• [WHAT IS NEEDED]:
All lines in the data bearing the string "this" should be identified and copied.

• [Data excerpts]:
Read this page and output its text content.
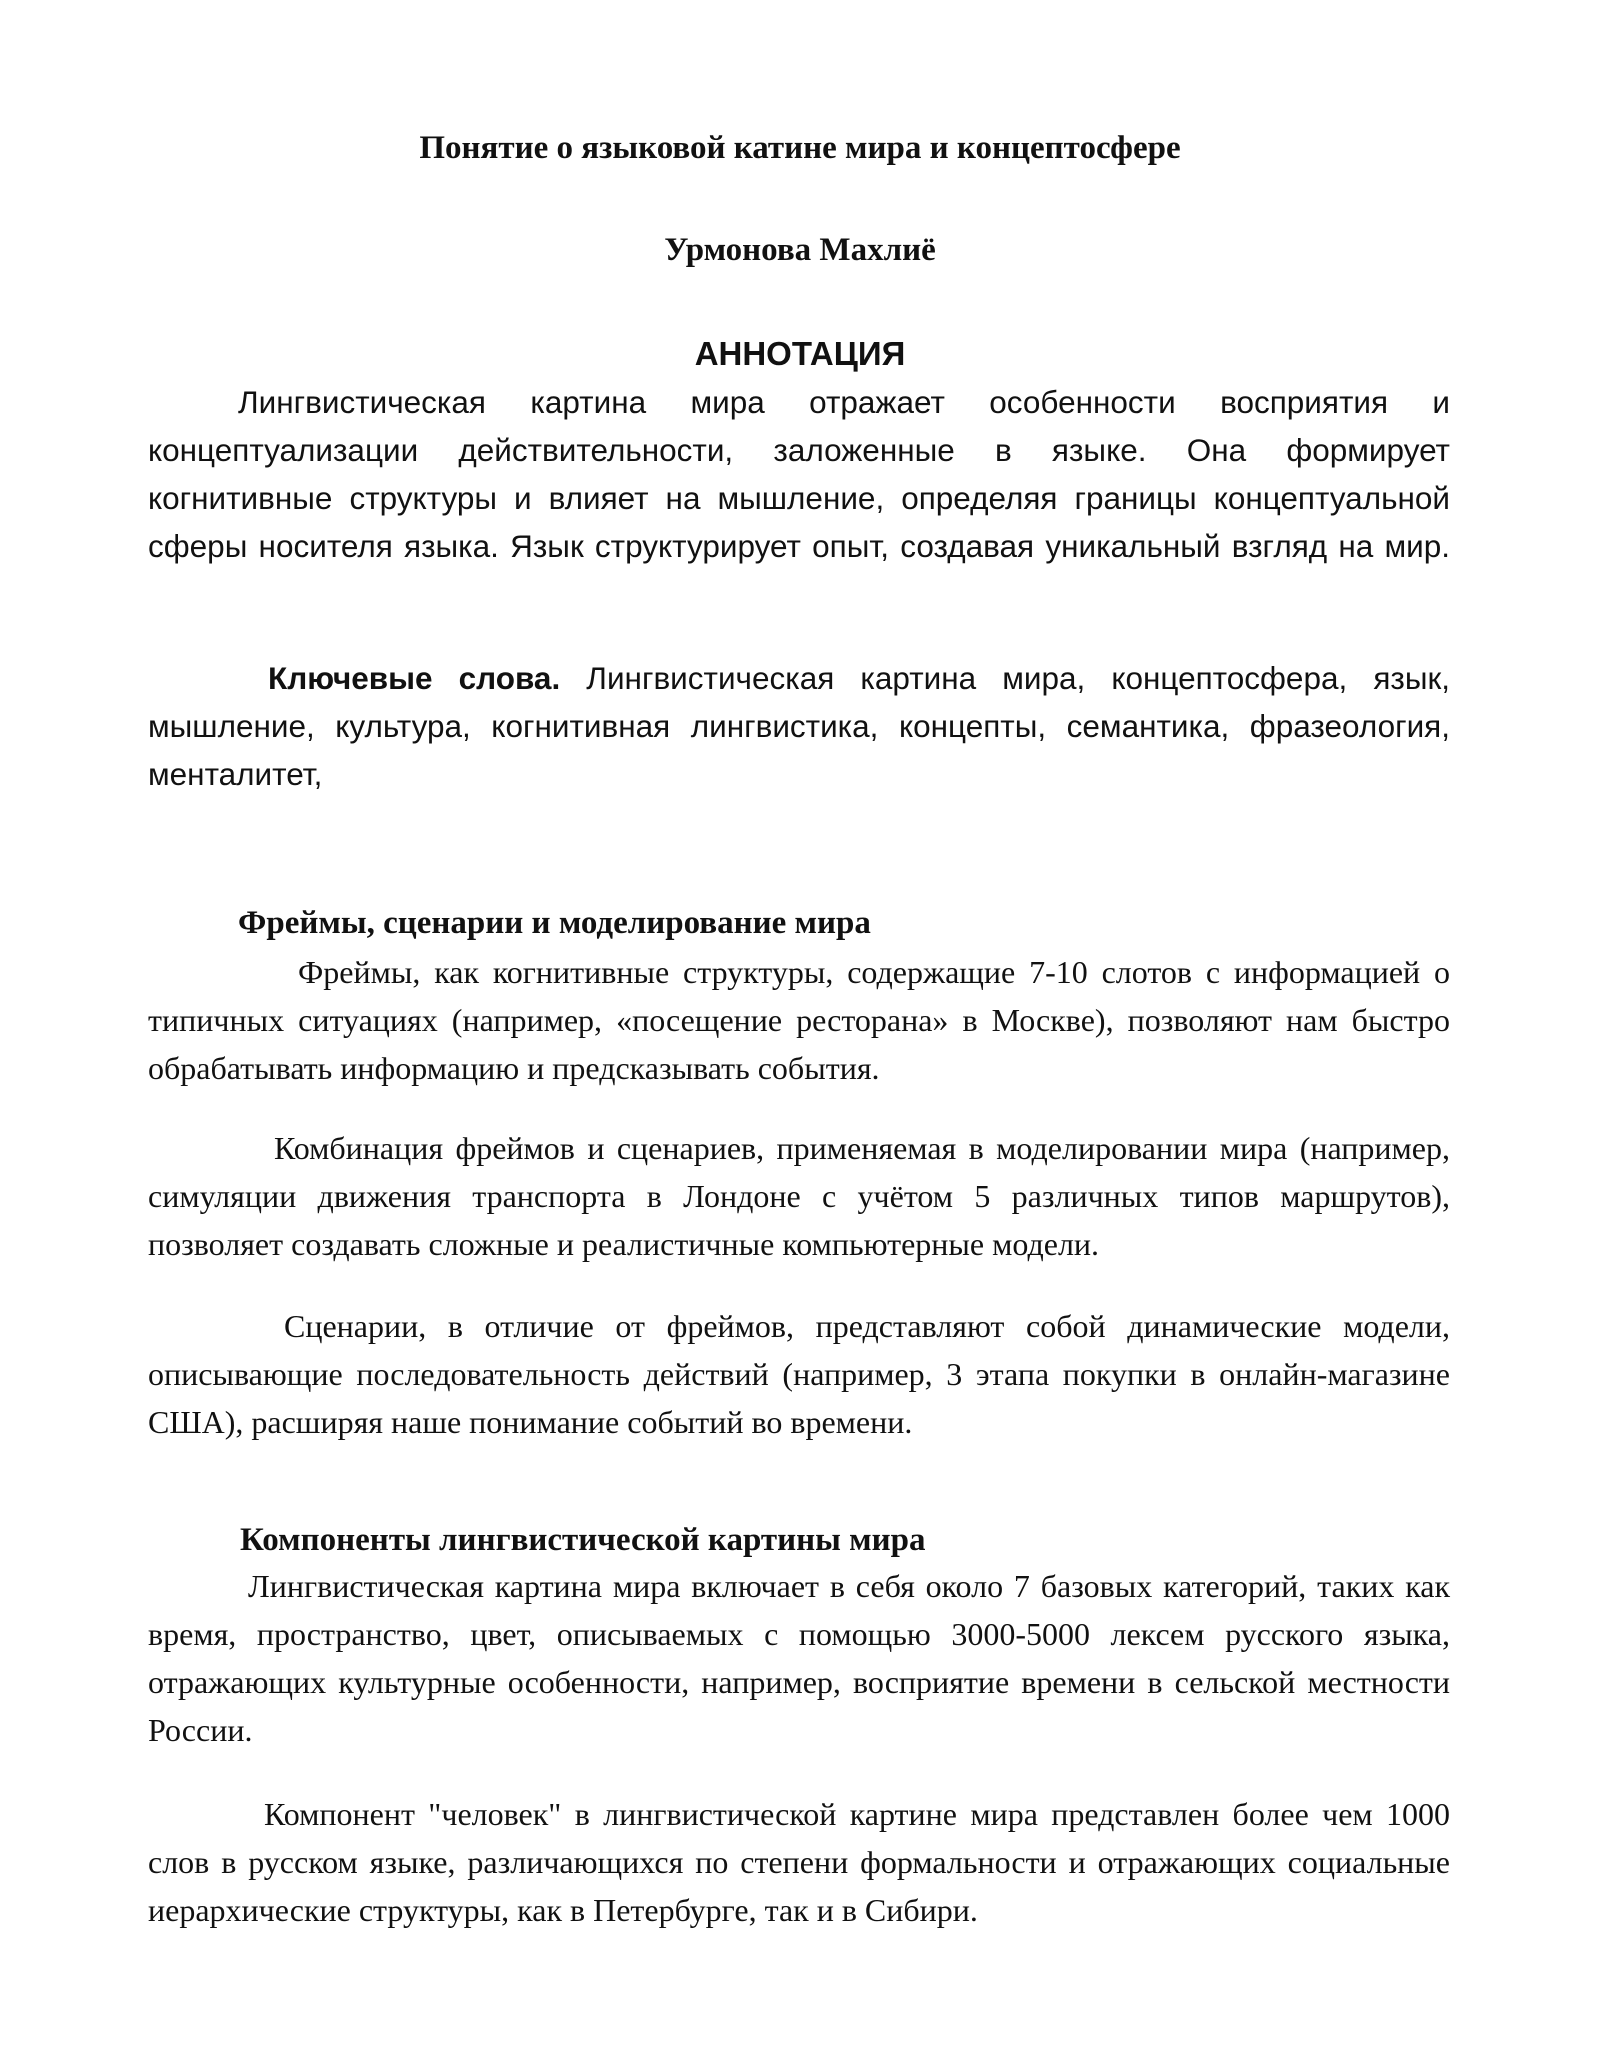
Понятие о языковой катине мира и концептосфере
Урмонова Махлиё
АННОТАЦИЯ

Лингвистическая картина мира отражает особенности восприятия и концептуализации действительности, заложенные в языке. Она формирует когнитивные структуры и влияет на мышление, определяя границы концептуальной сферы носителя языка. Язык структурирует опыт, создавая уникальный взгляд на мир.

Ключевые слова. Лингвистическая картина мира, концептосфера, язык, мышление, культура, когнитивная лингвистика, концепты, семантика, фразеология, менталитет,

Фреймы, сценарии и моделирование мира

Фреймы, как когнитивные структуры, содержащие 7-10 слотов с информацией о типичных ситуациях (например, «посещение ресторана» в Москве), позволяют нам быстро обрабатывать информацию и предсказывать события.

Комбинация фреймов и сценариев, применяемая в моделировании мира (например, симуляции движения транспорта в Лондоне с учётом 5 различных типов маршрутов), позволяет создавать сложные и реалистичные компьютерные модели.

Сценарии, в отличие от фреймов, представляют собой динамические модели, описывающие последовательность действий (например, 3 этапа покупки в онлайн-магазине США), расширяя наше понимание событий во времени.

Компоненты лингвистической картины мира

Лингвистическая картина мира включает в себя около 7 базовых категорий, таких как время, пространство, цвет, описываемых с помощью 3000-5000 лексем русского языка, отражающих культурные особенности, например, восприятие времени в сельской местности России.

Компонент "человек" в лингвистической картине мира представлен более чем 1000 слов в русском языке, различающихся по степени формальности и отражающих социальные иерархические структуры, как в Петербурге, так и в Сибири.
==
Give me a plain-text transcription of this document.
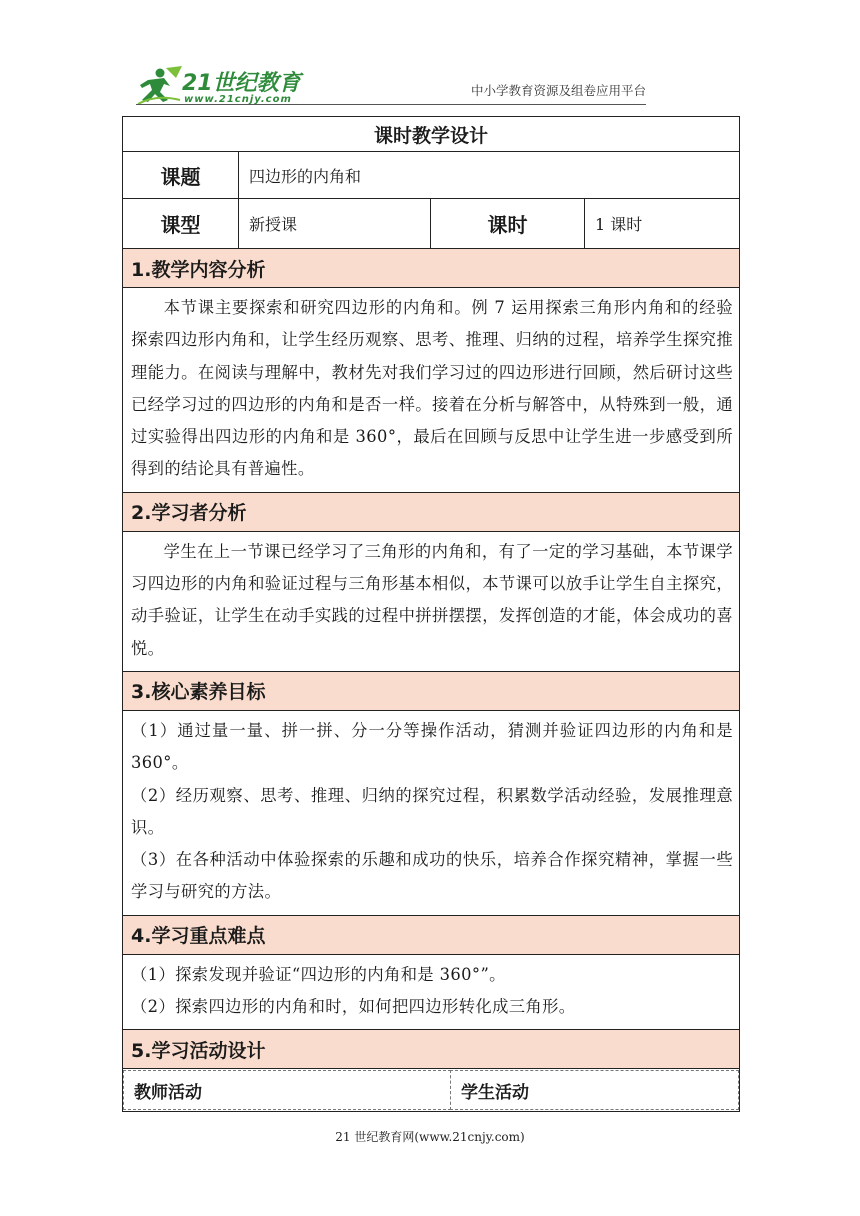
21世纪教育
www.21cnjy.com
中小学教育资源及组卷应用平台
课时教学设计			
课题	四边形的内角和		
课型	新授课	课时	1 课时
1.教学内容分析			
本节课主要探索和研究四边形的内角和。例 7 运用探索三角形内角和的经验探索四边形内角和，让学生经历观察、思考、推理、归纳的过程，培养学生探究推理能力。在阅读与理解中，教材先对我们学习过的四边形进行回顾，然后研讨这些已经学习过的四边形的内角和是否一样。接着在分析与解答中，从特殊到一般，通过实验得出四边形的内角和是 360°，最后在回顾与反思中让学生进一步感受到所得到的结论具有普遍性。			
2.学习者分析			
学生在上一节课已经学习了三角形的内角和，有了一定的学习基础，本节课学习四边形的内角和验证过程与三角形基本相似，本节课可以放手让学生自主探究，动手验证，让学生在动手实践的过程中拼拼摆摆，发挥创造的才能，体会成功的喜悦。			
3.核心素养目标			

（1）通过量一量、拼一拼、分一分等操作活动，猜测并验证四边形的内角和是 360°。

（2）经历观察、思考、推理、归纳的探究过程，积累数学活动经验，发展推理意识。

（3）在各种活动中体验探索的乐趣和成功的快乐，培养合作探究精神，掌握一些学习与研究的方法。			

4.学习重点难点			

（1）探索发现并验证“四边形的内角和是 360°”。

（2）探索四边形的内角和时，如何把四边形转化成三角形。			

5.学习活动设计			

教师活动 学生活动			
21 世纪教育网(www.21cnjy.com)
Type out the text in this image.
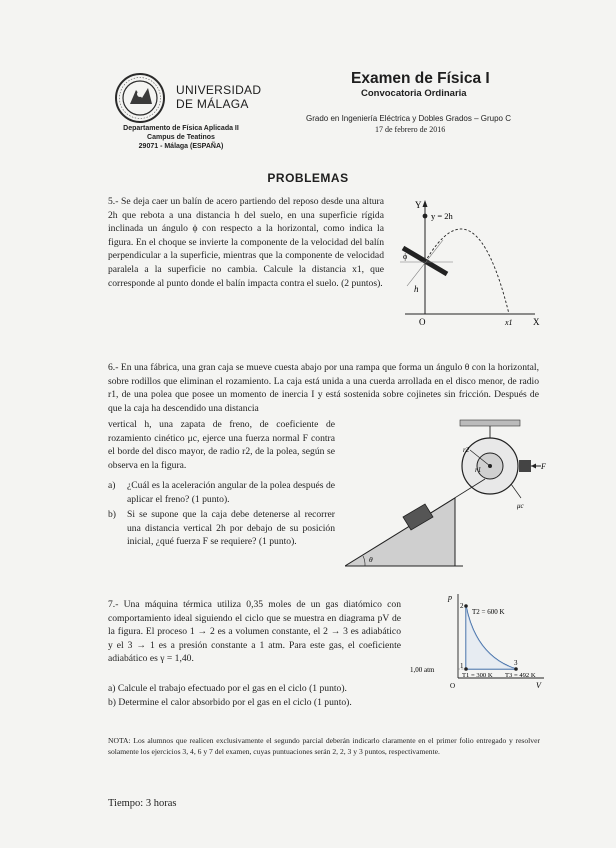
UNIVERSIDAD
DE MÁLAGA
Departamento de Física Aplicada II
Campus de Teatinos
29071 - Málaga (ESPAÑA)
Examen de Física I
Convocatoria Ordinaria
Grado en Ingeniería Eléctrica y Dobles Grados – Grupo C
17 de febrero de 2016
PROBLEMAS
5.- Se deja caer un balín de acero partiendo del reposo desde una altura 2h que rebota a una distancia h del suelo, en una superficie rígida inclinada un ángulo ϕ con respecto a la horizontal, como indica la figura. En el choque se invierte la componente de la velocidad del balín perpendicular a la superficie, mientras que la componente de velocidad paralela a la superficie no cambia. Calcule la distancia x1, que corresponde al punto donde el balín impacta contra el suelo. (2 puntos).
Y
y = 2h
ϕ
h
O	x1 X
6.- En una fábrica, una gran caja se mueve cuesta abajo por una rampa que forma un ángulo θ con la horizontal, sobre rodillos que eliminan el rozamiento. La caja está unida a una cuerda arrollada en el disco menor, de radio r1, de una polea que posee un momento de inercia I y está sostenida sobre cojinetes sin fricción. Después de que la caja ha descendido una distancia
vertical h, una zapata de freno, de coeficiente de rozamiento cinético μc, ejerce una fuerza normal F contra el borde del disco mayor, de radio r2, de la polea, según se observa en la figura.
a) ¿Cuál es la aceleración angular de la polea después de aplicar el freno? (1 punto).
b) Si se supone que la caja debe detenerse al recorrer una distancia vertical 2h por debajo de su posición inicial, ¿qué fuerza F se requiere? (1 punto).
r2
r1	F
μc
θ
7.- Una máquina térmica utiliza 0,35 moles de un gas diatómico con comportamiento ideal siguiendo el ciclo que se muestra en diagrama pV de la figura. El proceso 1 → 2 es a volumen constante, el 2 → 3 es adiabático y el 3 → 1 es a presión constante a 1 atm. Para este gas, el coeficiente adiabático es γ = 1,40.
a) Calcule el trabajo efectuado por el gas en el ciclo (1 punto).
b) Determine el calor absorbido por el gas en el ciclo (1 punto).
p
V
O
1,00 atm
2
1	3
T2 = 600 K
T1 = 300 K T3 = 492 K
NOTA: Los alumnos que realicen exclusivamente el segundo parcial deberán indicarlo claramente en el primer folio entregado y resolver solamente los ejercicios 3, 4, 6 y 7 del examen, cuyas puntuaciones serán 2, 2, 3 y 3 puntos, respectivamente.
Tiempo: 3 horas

• [SOLUTION]:
Read this page and output its text content.
Give me a plain-text transcription of this document.
Type out the text in this image.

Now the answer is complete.